# [Material supplied]
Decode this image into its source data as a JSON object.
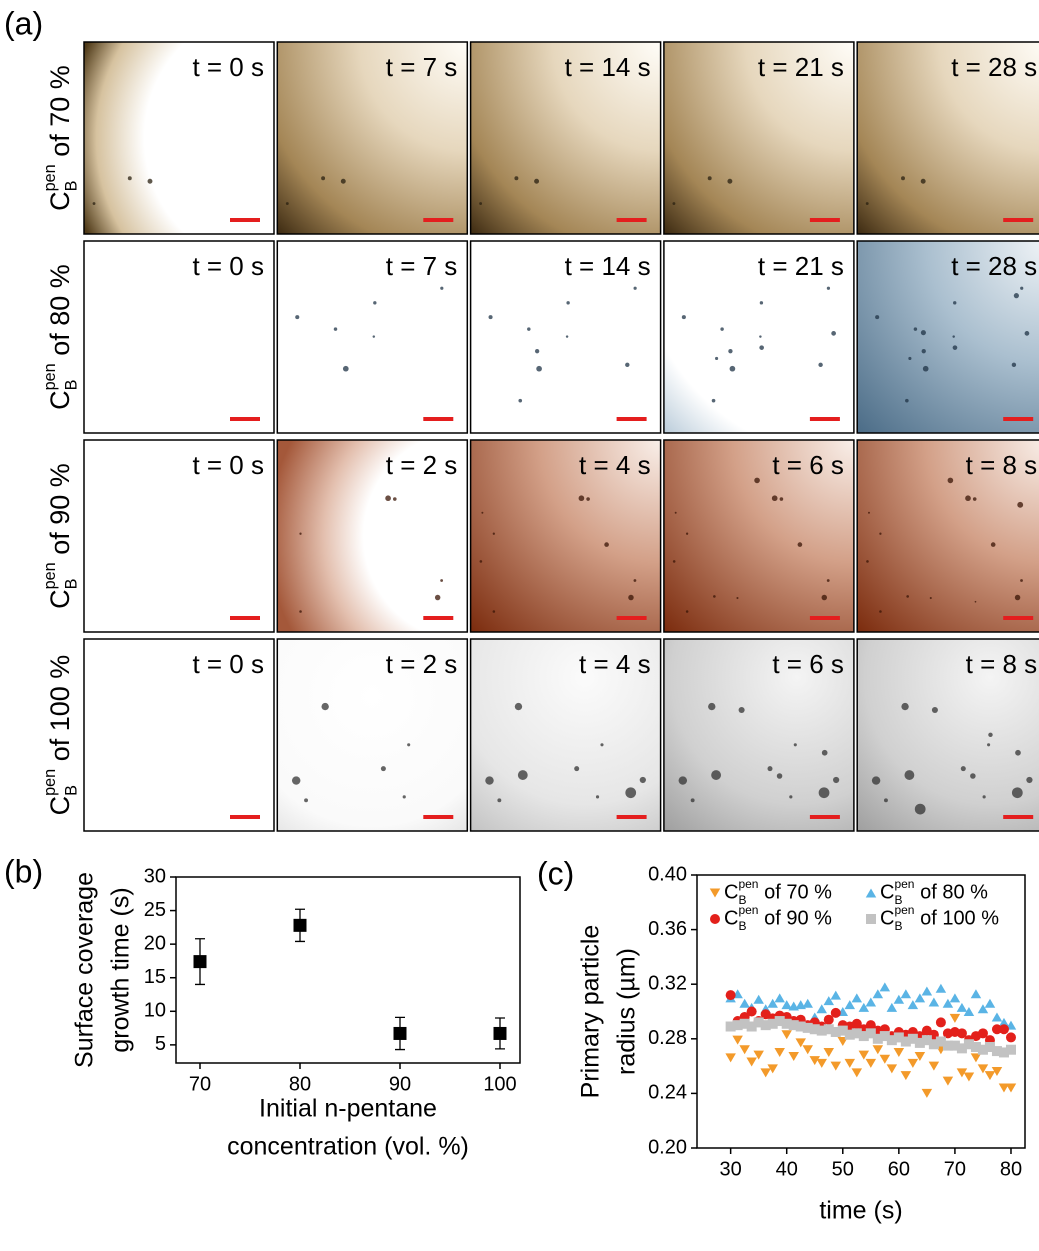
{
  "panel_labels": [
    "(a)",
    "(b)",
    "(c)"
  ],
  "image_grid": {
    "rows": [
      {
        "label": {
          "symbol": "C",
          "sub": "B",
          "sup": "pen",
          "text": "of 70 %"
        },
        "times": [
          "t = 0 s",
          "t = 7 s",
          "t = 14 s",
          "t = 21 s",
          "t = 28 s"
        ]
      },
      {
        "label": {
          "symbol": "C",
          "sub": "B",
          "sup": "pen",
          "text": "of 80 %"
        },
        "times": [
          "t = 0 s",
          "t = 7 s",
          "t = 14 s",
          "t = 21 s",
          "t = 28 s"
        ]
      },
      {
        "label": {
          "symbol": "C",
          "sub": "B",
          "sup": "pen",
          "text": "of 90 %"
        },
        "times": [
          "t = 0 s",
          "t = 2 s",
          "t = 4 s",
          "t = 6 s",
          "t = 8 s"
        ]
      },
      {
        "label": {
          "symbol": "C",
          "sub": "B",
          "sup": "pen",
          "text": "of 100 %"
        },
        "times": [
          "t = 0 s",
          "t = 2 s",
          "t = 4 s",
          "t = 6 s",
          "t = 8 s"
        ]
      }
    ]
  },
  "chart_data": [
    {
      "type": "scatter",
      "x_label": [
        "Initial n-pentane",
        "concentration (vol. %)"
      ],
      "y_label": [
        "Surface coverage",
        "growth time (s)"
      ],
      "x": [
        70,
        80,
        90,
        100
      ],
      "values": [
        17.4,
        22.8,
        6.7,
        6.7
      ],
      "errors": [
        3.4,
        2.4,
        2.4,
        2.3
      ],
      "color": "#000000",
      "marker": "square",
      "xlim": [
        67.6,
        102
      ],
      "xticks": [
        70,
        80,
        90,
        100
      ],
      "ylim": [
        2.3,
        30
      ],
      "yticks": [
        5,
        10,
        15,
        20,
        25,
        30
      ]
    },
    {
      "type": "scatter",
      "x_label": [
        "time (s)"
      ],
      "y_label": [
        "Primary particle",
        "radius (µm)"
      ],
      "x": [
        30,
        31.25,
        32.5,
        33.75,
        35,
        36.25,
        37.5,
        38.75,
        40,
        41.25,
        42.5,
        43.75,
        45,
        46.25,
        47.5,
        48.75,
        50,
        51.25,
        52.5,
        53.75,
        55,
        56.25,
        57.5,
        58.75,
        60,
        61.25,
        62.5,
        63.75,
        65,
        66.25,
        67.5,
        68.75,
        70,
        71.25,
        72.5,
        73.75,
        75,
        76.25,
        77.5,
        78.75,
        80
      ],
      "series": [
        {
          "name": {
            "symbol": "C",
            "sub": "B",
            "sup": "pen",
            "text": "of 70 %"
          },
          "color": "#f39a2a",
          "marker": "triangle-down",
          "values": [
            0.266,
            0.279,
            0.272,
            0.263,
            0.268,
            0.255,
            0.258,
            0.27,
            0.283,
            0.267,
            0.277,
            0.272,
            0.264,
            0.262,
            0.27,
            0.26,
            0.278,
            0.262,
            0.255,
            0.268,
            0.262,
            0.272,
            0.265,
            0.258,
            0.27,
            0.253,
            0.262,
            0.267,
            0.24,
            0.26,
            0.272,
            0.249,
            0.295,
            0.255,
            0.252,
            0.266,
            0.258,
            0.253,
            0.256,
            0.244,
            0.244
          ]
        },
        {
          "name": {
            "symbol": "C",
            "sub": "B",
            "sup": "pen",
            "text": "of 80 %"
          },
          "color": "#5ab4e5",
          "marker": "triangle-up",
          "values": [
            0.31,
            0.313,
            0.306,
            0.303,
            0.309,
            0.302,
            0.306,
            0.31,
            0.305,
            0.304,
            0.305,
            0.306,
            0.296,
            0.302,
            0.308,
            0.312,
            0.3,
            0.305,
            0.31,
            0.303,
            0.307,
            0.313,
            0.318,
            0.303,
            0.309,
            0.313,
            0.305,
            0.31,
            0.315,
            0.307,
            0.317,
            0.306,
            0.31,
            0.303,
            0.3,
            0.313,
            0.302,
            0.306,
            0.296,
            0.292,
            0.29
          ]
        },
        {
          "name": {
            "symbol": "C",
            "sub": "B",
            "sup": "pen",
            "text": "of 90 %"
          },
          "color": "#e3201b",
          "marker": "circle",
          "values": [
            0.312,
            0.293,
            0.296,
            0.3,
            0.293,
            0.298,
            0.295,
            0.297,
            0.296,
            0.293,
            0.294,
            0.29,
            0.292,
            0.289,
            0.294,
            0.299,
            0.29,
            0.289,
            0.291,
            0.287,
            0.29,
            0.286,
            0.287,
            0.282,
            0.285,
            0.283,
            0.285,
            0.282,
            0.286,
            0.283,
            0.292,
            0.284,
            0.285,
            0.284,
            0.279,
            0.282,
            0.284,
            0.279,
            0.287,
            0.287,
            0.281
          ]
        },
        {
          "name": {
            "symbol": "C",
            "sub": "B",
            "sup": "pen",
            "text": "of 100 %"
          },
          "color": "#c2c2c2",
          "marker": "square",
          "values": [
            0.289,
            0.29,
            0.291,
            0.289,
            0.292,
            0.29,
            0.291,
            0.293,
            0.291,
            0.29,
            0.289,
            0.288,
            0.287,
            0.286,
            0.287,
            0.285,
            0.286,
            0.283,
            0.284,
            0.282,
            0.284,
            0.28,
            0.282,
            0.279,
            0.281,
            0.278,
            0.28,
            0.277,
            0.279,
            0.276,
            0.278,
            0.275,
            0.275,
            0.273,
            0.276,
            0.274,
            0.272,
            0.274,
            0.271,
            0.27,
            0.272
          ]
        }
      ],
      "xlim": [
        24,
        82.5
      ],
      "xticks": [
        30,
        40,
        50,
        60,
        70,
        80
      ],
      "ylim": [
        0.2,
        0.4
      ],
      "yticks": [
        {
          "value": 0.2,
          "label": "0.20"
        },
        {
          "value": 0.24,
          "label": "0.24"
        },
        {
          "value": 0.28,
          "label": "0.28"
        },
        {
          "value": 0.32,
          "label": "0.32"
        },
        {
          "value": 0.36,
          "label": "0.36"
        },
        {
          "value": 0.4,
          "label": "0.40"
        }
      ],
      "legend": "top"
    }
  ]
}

# [Stated task]
Repeat the material above verbatim, with no pictures in the output.

# [Answer to the task]
Decode this image into its source data as a JSON object.
{
  "panel_labels": [
    "(a)",
    "(b)",
    "(c)"
  ],
  "image_grid": {
    "rows": [
      {
        "label": {
          "symbol": "C",
          "sub": "B",
          "sup": "pen",
          "text": "of 70 %"
        },
        "times": [
          "t = 0 s",
          "t = 7 s",
          "t = 14 s",
          "t = 21 s",
          "t = 28 s"
        ]
      },
      {
        "label": {
          "symbol": "C",
          "sub": "B",
          "sup": "pen",
          "text": "of 80 %"
        },
        "times": [
          "t = 0 s",
          "t = 7 s",
          "t = 14 s",
          "t = 21 s",
          "t = 28 s"
        ]
      },
      {
        "label": {
          "symbol": "C",
          "sub": "B",
          "sup": "pen",
          "text": "of 90 %"
        },
        "times": [
          "t = 0 s",
          "t = 2 s",
          "t = 4 s",
          "t = 6 s",
          "t = 8 s"
        ]
      },
      {
        "label": {
          "symbol": "C",
          "sub": "B",
          "sup": "pen",
          "text": "of 100 %"
        },
        "times": [
          "t = 0 s",
          "t = 2 s",
          "t = 4 s",
          "t = 6 s",
          "t = 8 s"
        ]
      }
    ]
  },
  "chart_data": [
    {
      "type": "scatter",
      "x_label": [
        "Initial n-pentane",
        "concentration (vol. %)"
      ],
      "y_label": [
        "Surface coverage",
        "growth time (s)"
      ],
      "x": [
        70,
        80,
        90,
        100
      ],
      "values": [
        17.4,
        22.8,
        6.7,
        6.7
      ],
      "errors": [
        3.4,
        2.4,
        2.4,
        2.3
      ],
      "color": "#000000",
      "marker": "square",
      "xlim": [
        67.6,
        102
      ],
      "xticks": [
        70,
        80,
        90,
        100
      ],
      "ylim": [
        2.3,
        30
      ],
      "yticks": [
        5,
        10,
        15,
        20,
        25,
        30
      ]
    },
    {
      "type": "scatter",
      "x_label": [
        "time (s)"
      ],
      "y_label": [
        "Primary particle",
        "radius (µm)"
      ],
      "x": [
        30,
        31.25,
        32.5,
        33.75,
        35,
        36.25,
        37.5,
        38.75,
        40,
        41.25,
        42.5,
        43.75,
        45,
        46.25,
        47.5,
        48.75,
        50,
        51.25,
        52.5,
        53.75,
        55,
        56.25,
        57.5,
        58.75,
        60,
        61.25,
        62.5,
        63.75,
        65,
        66.25,
        67.5,
        68.75,
        70,
        71.25,
        72.5,
        73.75,
        75,
        76.25,
        77.5,
        78.75,
        80
      ],
      "series": [
        {
          "name": {
            "symbol": "C",
            "sub": "B",
            "sup": "pen",
            "text": "of 70 %"
          },
          "color": "#f39a2a",
          "marker": "triangle-down",
          "values": [
            0.266,
            0.279,
            0.272,
            0.263,
            0.268,
            0.255,
            0.258,
            0.27,
            0.283,
            0.267,
            0.277,
            0.272,
            0.264,
            0.262,
            0.27,
            0.26,
            0.278,
            0.262,
            0.255,
            0.268,
            0.262,
            0.272,
            0.265,
            0.258,
            0.27,
            0.253,
            0.262,
            0.267,
            0.24,
            0.26,
            0.272,
            0.249,
            0.295,
            0.255,
            0.252,
            0.266,
            0.258,
            0.253,
            0.256,
            0.244,
            0.244
          ]
        },
        {
          "name": {
            "symbol": "C",
            "sub": "B",
            "sup": "pen",
            "text": "of 80 %"
          },
          "color": "#5ab4e5",
          "marker": "triangle-up",
          "values": [
            0.31,
            0.313,
            0.306,
            0.303,
            0.309,
            0.302,
            0.306,
            0.31,
            0.305,
            0.304,
            0.305,
            0.306,
            0.296,
            0.302,
            0.308,
            0.312,
            0.3,
            0.305,
            0.31,
            0.303,
            0.307,
            0.313,
            0.318,
            0.303,
            0.309,
            0.313,
            0.305,
            0.31,
            0.315,
            0.307,
            0.317,
            0.306,
            0.31,
            0.303,
            0.3,
            0.313,
            0.302,
            0.306,
            0.296,
            0.292,
            0.29
          ]
        },
        {
          "name": {
            "symbol": "C",
            "sub": "B",
            "sup": "pen",
            "text": "of 90 %"
          },
          "color": "#e3201b",
          "marker": "circle",
          "values": [
            0.312,
            0.293,
            0.296,
            0.3,
            0.293,
            0.298,
            0.295,
            0.297,
            0.296,
            0.293,
            0.294,
            0.29,
            0.292,
            0.289,
            0.294,
            0.299,
            0.29,
            0.289,
            0.291,
            0.287,
            0.29,
            0.286,
            0.287,
            0.282,
            0.285,
            0.283,
            0.285,
            0.282,
            0.286,
            0.283,
            0.292,
            0.284,
            0.285,
            0.284,
            0.279,
            0.282,
            0.284,
            0.279,
            0.287,
            0.287,
            0.281
          ]
        },
        {
          "name": {
            "symbol": "C",
            "sub": "B",
            "sup": "pen",
            "text": "of 100 %"
          },
          "color": "#c2c2c2",
          "marker": "square",
          "values": [
            0.289,
            0.29,
            0.291,
            0.289,
            0.292,
            0.29,
            0.291,
            0.293,
            0.291,
            0.29,
            0.289,
            0.288,
            0.287,
            0.286,
            0.287,
            0.285,
            0.286,
            0.283,
            0.284,
            0.282,
            0.284,
            0.28,
            0.282,
            0.279,
            0.281,
            0.278,
            0.28,
            0.277,
            0.279,
            0.276,
            0.278,
            0.275,
            0.275,
            0.273,
            0.276,
            0.274,
            0.272,
            0.274,
            0.271,
            0.27,
            0.272
          ]
        }
      ],
      "xlim": [
        24,
        82.5
      ],
      "xticks": [
        30,
        40,
        50,
        60,
        70,
        80
      ],
      "ylim": [
        0.2,
        0.4
      ],
      "yticks": [
        {
          "value": 0.2,
          "label": "0.20"
        },
        {
          "value": 0.24,
          "label": "0.24"
        },
        {
          "value": 0.28,
          "label": "0.28"
        },
        {
          "value": 0.32,
          "label": "0.32"
        },
        {
          "value": 0.36,
          "label": "0.36"
        },
        {
          "value": 0.4,
          "label": "0.40"
        }
      ],
      "legend": "top"
    }
  ]
}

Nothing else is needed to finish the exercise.